> Page excerpt:
__________________________________________________
<div style="font-size:1.5em">
    <p>📜 Table des matières:</p>
    <ul>
       <li><a href="#nltk">Text Preprocessing with NLTK</a></li>  
       <li>
          <a href="#spacy">Text Preprocessing with spaCy</a>
       </li>
       <li>
          <a href="#comp">Comparing results after spaCy's NER</a>
       </li>
    </ul>
</div>

<h1 id ="nltk">Text Preprocessing with NLTK</h1>

In [26]:
#import libraries
import nltk
from nltk.stem import WordNetLemmatizer
from nltk.tokenize import WhitespaceTokenizer , TreebankWordTokenizer,WordPunctTokenizer
from nltk.corpus import stopwords
import string
import contractions
from spellchecker import SpellChecker
import re
from french_lefff_lemmatizer.french_lefff_lemmatizer import FrenchLefffLemmatizer
import unicodedata
nltk.download('stopwords')
nltk.download('punkt')
nltk.download('words')
nltk.download('wordnet')

def remove_urls(text):
    url_pattern = re.compile(r'https?://\S+|www\.\S+')
    return url_pattern.sub(r'', text)

def remove_accented_chars(text):
    new_text = unicodedata.normalize('NFKD', text).encode('ascii', 'ignore').decode('utf-8', 'ignore')
__________________________________________________
> Records:
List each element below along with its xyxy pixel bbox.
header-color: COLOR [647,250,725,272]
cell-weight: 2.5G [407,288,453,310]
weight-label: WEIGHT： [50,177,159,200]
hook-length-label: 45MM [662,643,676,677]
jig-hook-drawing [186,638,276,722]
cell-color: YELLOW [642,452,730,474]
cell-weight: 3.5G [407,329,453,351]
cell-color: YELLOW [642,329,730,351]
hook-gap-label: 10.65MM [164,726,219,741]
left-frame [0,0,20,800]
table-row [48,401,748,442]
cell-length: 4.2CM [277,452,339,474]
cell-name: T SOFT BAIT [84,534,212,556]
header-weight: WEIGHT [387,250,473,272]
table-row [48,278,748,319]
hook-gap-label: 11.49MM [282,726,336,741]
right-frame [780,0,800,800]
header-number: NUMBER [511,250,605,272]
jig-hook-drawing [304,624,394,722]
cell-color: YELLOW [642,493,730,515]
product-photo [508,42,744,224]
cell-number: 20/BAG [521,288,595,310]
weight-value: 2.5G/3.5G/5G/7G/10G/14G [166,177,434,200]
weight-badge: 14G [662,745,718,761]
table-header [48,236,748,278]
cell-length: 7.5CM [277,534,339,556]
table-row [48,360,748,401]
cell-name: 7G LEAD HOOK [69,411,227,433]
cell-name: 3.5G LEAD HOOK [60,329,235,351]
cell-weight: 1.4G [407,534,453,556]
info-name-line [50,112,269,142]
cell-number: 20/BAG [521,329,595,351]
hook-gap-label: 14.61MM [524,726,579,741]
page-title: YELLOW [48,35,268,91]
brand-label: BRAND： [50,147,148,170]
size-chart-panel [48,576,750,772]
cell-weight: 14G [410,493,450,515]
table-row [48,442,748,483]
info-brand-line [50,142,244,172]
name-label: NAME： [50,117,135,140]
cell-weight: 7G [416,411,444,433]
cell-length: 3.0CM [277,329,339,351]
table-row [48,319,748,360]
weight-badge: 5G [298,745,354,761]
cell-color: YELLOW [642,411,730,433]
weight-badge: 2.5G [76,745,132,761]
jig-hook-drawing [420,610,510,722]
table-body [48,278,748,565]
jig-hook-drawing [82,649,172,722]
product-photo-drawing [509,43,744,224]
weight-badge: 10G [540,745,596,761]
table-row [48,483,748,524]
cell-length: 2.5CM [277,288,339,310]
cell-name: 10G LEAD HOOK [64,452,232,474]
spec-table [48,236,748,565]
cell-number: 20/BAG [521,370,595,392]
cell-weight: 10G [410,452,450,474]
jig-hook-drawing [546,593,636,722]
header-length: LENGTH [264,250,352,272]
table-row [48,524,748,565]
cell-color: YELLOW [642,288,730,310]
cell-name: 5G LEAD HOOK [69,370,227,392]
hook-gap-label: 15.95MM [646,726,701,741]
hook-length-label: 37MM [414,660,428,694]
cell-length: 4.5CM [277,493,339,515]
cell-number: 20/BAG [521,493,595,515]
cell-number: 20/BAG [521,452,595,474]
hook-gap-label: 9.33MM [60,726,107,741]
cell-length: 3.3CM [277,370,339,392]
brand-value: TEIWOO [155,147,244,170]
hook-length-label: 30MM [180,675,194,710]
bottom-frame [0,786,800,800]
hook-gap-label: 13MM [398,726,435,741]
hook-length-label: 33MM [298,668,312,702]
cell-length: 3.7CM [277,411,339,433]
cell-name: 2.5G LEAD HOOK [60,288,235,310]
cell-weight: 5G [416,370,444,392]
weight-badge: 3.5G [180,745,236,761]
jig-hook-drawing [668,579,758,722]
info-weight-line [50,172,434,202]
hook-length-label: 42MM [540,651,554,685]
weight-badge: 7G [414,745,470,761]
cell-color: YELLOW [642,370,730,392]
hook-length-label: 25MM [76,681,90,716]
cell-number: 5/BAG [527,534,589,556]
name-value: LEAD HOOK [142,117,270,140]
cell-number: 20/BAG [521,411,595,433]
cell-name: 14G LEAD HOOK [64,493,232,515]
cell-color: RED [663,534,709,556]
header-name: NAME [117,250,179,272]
__________________________________________________
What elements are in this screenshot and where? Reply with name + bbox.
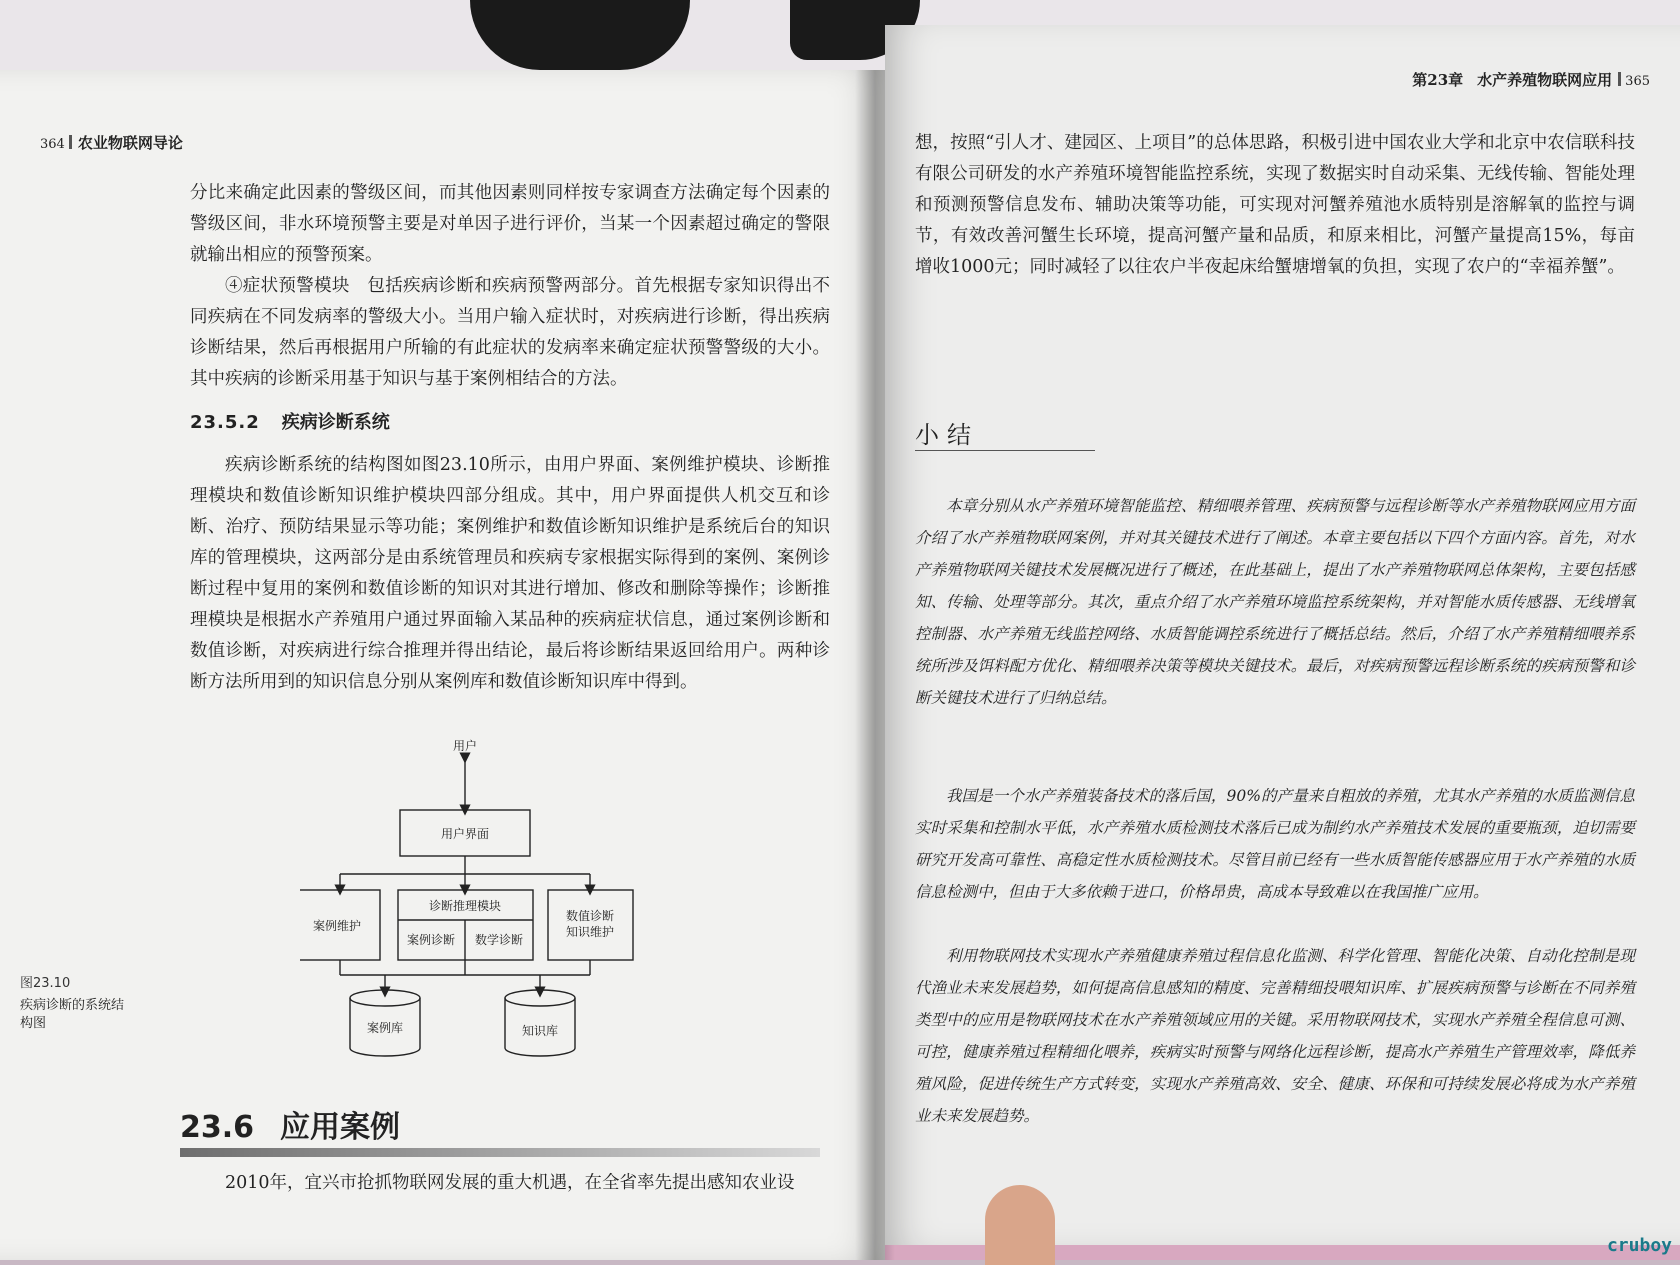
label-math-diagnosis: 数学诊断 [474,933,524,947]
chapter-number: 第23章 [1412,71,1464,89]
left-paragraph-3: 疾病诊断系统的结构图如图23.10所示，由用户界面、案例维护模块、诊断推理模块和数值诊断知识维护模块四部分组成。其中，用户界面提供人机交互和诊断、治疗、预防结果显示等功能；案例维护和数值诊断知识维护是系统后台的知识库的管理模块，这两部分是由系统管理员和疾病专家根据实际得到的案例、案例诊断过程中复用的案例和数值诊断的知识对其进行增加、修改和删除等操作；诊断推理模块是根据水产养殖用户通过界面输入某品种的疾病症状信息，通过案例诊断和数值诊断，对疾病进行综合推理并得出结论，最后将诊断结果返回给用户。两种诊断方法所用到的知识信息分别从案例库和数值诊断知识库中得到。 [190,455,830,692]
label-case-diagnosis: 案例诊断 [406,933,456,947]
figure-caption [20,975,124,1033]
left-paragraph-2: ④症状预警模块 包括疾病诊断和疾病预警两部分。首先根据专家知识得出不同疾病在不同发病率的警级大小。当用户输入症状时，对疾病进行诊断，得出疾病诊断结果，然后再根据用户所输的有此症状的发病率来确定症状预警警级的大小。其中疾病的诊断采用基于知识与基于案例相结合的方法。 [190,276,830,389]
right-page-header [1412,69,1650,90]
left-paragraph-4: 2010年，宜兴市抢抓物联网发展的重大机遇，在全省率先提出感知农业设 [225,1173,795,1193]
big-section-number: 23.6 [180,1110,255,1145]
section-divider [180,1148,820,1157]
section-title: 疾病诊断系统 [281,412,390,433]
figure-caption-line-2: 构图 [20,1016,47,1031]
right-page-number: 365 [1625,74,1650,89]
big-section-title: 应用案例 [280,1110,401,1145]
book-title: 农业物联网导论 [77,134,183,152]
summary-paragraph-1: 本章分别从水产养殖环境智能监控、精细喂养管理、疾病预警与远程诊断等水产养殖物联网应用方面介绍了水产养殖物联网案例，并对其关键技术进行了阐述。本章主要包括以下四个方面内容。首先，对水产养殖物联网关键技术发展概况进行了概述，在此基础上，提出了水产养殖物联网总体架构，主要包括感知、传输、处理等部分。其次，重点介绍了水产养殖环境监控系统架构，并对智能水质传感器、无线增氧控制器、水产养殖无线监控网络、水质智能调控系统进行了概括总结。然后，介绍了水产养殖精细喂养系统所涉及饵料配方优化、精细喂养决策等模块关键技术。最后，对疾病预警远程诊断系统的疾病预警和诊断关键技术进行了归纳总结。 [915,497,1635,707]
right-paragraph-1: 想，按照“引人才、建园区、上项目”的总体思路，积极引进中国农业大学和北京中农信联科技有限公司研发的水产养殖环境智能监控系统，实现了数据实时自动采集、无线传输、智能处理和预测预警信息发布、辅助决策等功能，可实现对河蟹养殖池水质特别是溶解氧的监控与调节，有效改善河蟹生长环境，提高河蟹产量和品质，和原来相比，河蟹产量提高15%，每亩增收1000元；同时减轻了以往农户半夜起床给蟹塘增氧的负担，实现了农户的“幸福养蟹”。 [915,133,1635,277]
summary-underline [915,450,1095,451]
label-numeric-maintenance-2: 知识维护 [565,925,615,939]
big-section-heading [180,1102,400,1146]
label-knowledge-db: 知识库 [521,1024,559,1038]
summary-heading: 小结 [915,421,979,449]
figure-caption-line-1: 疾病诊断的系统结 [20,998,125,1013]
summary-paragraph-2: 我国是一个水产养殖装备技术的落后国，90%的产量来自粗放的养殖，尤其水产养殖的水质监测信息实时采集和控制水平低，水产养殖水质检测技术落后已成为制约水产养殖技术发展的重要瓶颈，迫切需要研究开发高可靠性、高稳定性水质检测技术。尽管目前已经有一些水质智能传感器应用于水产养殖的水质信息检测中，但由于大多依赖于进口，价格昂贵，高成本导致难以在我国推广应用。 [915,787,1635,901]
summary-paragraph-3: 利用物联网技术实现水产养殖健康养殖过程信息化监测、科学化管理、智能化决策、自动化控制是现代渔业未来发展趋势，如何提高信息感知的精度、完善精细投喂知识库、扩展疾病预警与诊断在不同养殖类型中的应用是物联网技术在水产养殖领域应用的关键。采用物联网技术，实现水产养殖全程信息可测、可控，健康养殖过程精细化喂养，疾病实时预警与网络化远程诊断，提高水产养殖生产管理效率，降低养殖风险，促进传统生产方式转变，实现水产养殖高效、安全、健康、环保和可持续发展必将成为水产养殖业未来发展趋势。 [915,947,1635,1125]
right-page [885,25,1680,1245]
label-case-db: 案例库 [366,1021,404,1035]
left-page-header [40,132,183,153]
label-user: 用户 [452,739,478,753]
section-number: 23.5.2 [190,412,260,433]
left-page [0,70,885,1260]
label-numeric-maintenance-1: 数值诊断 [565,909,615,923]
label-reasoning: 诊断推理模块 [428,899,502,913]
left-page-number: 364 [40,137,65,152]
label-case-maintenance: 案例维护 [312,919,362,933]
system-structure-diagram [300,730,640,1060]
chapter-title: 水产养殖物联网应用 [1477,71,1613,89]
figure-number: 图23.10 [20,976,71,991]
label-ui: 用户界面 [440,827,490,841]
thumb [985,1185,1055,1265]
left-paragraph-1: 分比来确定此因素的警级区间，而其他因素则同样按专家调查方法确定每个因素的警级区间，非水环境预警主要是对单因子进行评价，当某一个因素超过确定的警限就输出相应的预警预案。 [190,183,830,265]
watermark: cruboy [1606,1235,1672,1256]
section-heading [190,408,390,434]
__________________________________________________
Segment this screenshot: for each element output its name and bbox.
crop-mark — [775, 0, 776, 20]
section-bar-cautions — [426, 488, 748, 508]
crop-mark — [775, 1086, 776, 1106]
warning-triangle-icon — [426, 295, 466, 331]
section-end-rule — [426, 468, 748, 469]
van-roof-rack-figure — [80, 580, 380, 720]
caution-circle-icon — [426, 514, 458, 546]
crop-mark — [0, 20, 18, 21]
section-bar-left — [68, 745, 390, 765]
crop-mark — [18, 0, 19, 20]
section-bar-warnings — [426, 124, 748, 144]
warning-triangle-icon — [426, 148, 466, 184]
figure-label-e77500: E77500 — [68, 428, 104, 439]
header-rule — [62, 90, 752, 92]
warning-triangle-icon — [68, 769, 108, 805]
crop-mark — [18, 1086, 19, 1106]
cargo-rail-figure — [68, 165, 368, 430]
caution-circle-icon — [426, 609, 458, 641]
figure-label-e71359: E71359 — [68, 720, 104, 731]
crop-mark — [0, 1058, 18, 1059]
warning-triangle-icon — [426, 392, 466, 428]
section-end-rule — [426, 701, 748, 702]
__________________________________________________
> Exercise requirements:
1. List every resource name passed to nltk.download in the NLTK text preprocessing notebook.
2. In the NLTK text preprocessing notebook, which Unicode normalization form does the remove_accented_chars function apply?
3. Continue the NLTK text preprocessing notebook from its last line.

> Answers to the exercise:
1. stopwords, punkt, words, wordnet

2. NFKD

3.
    return new_text

def text_preprocessing(text,lang,accented=True,tokenizer=WhitespaceTokenizer(),stopw=True,punctuation=True,lowercase=True,lemmatize=True,spelling=True,expand_contraction=True,urls=True):
    if lang.lower()=='english':
        stopword =stopwords.words('english')
        lemmatizer = WordNetLemmatizer()
        spell = SpellChecker()
    else :#if lang="french"
        stopword = stopwords.words('french')
        lemmatizer = FrenchLefffLemmatizer()
        spell = SpellChecker(language="fr")
    if lowercase:
        #lowercase the text 
        text = text.lower()
    if urls:
        #remove urls
        text=remove_urls(text)
    #tokenize the text 
    tokens = tokenizer.tokenize(text)
    if expand_contraction:
        #expand contractions
        tokens = [contractions.fix(token) for token in tokens]
    if punctuation:
        #remove punctuation
        tokens = [token for token in tokens if token not in string.punctuation]
    if stopw:
        #remove stopwords
        tokens = [token for token in tokens if token not in stopword]
    if accented:
        tokens = [remove_accented_chars(token) for token in tokens]
    if spelling:
        #spell check:
        tokens = [spell.correction(token) for token in tokens]
    if lemmatize:
        #lemmatization : 
        tokens = [lemmatizer.lemmatize(token) for token in tokens]
    return ' '.join(word for word in tokens)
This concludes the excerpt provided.